What is asked
Below is a set of records. Repeat all of them exactly.

Records for the task
----------------------------------------

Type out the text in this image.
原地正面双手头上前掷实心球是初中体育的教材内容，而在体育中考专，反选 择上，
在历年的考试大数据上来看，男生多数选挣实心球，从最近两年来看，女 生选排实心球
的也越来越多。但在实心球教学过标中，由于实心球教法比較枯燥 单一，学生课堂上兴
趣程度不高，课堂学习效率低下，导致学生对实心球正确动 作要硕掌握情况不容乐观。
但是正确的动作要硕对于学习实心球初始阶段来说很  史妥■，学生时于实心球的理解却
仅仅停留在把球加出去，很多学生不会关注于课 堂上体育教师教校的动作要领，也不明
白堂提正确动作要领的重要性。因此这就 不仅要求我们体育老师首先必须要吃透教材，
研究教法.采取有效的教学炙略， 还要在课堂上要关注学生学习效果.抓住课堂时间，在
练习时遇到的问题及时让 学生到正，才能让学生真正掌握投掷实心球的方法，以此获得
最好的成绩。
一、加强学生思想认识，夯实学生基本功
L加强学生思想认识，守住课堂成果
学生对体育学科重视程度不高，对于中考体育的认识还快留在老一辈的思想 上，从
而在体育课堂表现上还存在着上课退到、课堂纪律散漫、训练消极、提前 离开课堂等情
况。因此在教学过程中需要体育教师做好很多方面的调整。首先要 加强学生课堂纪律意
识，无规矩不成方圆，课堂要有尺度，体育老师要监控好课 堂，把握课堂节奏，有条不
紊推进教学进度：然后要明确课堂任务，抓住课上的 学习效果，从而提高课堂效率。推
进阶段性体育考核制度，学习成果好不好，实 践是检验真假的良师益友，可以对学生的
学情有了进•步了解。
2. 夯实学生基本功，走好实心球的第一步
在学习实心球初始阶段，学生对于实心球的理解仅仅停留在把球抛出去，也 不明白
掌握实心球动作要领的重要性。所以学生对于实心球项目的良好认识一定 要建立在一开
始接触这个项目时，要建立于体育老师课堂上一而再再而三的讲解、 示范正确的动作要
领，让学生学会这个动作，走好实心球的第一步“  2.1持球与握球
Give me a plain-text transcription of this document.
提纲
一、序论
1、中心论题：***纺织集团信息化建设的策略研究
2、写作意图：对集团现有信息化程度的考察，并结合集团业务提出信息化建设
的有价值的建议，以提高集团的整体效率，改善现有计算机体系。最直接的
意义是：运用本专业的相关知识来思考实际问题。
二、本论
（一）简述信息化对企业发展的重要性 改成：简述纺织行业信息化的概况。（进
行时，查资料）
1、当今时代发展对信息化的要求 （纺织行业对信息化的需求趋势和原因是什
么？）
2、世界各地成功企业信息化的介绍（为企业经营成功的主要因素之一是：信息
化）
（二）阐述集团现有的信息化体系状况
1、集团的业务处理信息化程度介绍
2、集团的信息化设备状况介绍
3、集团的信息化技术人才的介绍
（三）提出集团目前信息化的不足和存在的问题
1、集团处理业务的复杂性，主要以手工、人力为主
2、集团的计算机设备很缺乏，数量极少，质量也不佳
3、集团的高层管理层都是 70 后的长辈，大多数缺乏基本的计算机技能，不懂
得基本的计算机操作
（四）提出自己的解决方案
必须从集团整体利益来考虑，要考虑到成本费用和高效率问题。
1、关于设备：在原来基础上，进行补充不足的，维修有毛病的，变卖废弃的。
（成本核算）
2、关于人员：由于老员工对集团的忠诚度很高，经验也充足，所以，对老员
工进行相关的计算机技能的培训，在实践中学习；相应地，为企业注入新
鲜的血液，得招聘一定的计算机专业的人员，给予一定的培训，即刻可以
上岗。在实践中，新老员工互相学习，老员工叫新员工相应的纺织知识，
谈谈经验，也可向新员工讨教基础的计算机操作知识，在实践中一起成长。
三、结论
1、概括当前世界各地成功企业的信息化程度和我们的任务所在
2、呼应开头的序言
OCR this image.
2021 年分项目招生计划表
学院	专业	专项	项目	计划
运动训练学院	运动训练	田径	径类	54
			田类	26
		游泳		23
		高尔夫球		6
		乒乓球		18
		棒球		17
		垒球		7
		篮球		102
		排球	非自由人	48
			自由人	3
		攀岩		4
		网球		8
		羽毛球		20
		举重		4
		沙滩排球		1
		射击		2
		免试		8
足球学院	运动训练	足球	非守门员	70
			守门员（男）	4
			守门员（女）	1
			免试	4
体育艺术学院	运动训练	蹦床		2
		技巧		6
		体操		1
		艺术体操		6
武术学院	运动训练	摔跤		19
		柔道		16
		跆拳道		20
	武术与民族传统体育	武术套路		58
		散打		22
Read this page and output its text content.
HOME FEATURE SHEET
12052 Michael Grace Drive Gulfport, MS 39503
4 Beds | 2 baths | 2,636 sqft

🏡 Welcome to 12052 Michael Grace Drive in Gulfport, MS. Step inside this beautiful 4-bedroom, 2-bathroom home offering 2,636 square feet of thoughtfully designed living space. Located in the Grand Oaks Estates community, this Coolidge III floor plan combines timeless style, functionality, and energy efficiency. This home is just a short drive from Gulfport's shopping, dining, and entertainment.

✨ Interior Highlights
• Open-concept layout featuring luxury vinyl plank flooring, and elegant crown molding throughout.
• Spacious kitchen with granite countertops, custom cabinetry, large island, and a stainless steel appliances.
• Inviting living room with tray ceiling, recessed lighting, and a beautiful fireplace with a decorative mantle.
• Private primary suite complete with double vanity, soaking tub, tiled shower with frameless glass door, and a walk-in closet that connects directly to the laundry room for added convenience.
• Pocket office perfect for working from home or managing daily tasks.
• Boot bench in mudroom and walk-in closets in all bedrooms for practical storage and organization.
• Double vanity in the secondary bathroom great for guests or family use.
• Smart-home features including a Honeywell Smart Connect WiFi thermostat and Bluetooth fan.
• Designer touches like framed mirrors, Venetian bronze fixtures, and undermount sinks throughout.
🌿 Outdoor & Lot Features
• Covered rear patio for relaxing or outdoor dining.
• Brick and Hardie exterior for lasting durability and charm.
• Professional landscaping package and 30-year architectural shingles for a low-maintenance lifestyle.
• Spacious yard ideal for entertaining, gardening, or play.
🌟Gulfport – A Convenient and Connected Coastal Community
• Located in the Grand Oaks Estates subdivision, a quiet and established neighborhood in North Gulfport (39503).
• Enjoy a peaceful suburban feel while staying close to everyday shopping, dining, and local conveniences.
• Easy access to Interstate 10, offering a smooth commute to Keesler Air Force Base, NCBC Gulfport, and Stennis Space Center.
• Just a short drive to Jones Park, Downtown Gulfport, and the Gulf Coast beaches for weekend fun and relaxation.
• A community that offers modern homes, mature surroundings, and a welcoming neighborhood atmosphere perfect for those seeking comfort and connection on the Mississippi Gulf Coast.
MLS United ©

----------------------------------------

Solution to this exercise
Type out the text in this image.
原地正面双手头上前掷实心球是初中体育的教材内容，而在体育中考专，反选 择上，
在历年的考试大数据上来看，男生多数选挣实心球，从最近两年来看，女 生选排实心球
的也越来越多。但在实心球教学过标中，由于实心球教法比較枯燥 单一，学生课堂上兴
趣程度不高，课堂学习效率低下，导致学生对实心球正确动 作要硕掌握情况不容乐观。
但是正确的动作要硕对于学习实心球初始阶段来说很  史妥■，学生时于实心球的理解却
仅仅停留在把球加出去，很多学生不会关注于课 堂上体育教师教校的动作要领，也不明
白堂提正确动作要领的重要性。因此这就 不仅要求我们体育老师首先必须要吃透教材，
研究教法.采取有效的教学炙略， 还要在课堂上要关注学生学习效果.抓住课堂时间，在
练习时遇到的问题及时让 学生到正，才能让学生真正掌握投掷实心球的方法，以此获得
最好的成绩。
一、加强学生思想认识，夯实学生基本功
L加强学生思想认识，守住课堂成果
学生对体育学科重视程度不高，对于中考体育的认识还快留在老一辈的思想 上，从
而在体育课堂表现上还存在着上课退到、课堂纪律散漫、训练消极、提前 离开课堂等情
况。因此在教学过程中需要体育教师做好很多方面的调整。首先要 加强学生课堂纪律意
识，无规矩不成方圆，课堂要有尺度，体育老师要监控好课 堂，把握课堂节奏，有条不
紊推进教学进度：然后要明确课堂任务，抓住课上的 学习效果，从而提高课堂效率。推
进阶段性体育考核制度，学习成果好不好，实 践是检验真假的良师益友，可以对学生的
学情有了进•步了解。
2. 夯实学生基本功，走好实心球的第一步
在学习实心球初始阶段，学生对于实心球的理解仅仅停留在把球抛出去，也 不明白
掌握实心球动作要领的重要性。所以学生对于实心球项目的良好认识一定 要建立在一开
始接触这个项目时，要建立于体育老师课堂上一而再再而三的讲解、 示范正确的动作要
领，让学生学会这个动作，走好实心球的第一步“  2.1持球与握球
Give me a plain-text transcription of this document.
提纲
一、序论
1、中心论题：***纺织集团信息化建设的策略研究
2、写作意图：对集团现有信息化程度的考察，并结合集团业务提出信息化建设
的有价值的建议，以提高集团的整体效率，改善现有计算机体系。最直接的
意义是：运用本专业的相关知识来思考实际问题。
二、本论
（一）简述信息化对企业发展的重要性 改成：简述纺织行业信息化的概况。（进
行时，查资料）
1、当今时代发展对信息化的要求 （纺织行业对信息化的需求趋势和原因是什
么？）
2、世界各地成功企业信息化的介绍（为企业经营成功的主要因素之一是：信息
化）
（二）阐述集团现有的信息化体系状况
1、集团的业务处理信息化程度介绍
2、集团的信息化设备状况介绍
3、集团的信息化技术人才的介绍
（三）提出集团目前信息化的不足和存在的问题
1、集团处理业务的复杂性，主要以手工、人力为主
2、集团的计算机设备很缺乏，数量极少，质量也不佳
3、集团的高层管理层都是 70 后的长辈，大多数缺乏基本的计算机技能，不懂
得基本的计算机操作
（四）提出自己的解决方案
必须从集团整体利益来考虑，要考虑到成本费用和高效率问题。
1、关于设备：在原来基础上，进行补充不足的，维修有毛病的，变卖废弃的。
（成本核算）
2、关于人员：由于老员工对集团的忠诚度很高，经验也充足，所以，对老员
工进行相关的计算机技能的培训，在实践中学习；相应地，为企业注入新
鲜的血液，得招聘一定的计算机专业的人员，给予一定的培训，即刻可以
上岗。在实践中，新老员工互相学习，老员工叫新员工相应的纺织知识，
谈谈经验，也可向新员工讨教基础的计算机操作知识，在实践中一起成长。
三、结论
1、概括当前世界各地成功企业的信息化程度和我们的任务所在
2、呼应开头的序言
OCR this image.
2021 年分项目招生计划表
学院	专业	专项	项目	计划
运动训练学院	运动训练	田径	径类	54
			田类	26
		游泳		23
		高尔夫球		6
		乒乓球		18
		棒球		17
		垒球		7
		篮球		102
		排球	非自由人	48
			自由人	3
		攀岩		4
		网球		8
		羽毛球		20
		举重		4
		沙滩排球		1
		射击		2
		免试		8
足球学院	运动训练	足球	非守门员	70
			守门员（男）	4
			守门员（女）	1
			免试	4
体育艺术学院	运动训练	蹦床		2
		技巧		6
		体操		1
		艺术体操		6
武术学院	运动训练	摔跤		19
		柔道		16
		跆拳道		20
	武术与民族传统体育	武术套路		58
		散打		22
Read this page and output its text content.
HOME FEATURE SHEET
12052 Michael Grace Drive Gulfport, MS 39503
4 Beds | 2 baths | 2,636 sqft

🏡 Welcome to 12052 Michael Grace Drive in Gulfport, MS. Step inside this beautiful 4-bedroom, 2-bathroom home offering 2,636 square feet of thoughtfully designed living space. Located in the Grand Oaks Estates community, this Coolidge III floor plan combines timeless style, functionality, and energy efficiency. This home is just a short drive from Gulfport's shopping, dining, and entertainment.

✨ Interior Highlights
• Open-concept layout featuring luxury vinyl plank flooring, and elegant crown molding throughout.
• Spacious kitchen with granite countertops, custom cabinetry, large island, and a stainless steel appliances.
• Inviting living room with tray ceiling, recessed lighting, and a beautiful fireplace with a decorative mantle.
• Private primary suite complete with double vanity, soaking tub, tiled shower with frameless glass door, and a walk-in closet that connects directly to the laundry room for added convenience.
• Pocket office perfect for working from home or managing daily tasks.
• Boot bench in mudroom and walk-in closets in all bedrooms for practical storage and organization.
• Double vanity in the secondary bathroom great for guests or family use.
• Smart-home features including a Honeywell Smart Connect WiFi thermostat and Bluetooth fan.
• Designer touches like framed mirrors, Venetian bronze fixtures, and undermount sinks throughout.
🌿 Outdoor & Lot Features
• Covered rear patio for relaxing or outdoor dining.
• Brick and Hardie exterior for lasting durability and charm.
• Professional landscaping package and 30-year architectural shingles for a low-maintenance lifestyle.
• Spacious yard ideal for entertaining, gardening, or play.
🌟Gulfport – A Convenient and Connected Coastal Community
• Located in the Grand Oaks Estates subdivision, a quiet and established neighborhood in North Gulfport (39503).
• Enjoy a peaceful suburban feel while staying close to everyday shopping, dining, and local conveniences.
• Easy access to Interstate 10, offering a smooth commute to Keesler Air Force Base, NCBC Gulfport, and Stennis Space Center.
• Just a short drive to Jones Park, Downtown Gulfport, and the Gulf Coast beaches for weekend fun and relaxation.
• A community that offers modern homes, mature surroundings, and a welcoming neighborhood atmosphere perfect for those seeking comfort and connection on the Mississippi Gulf Coast.
MLS United ©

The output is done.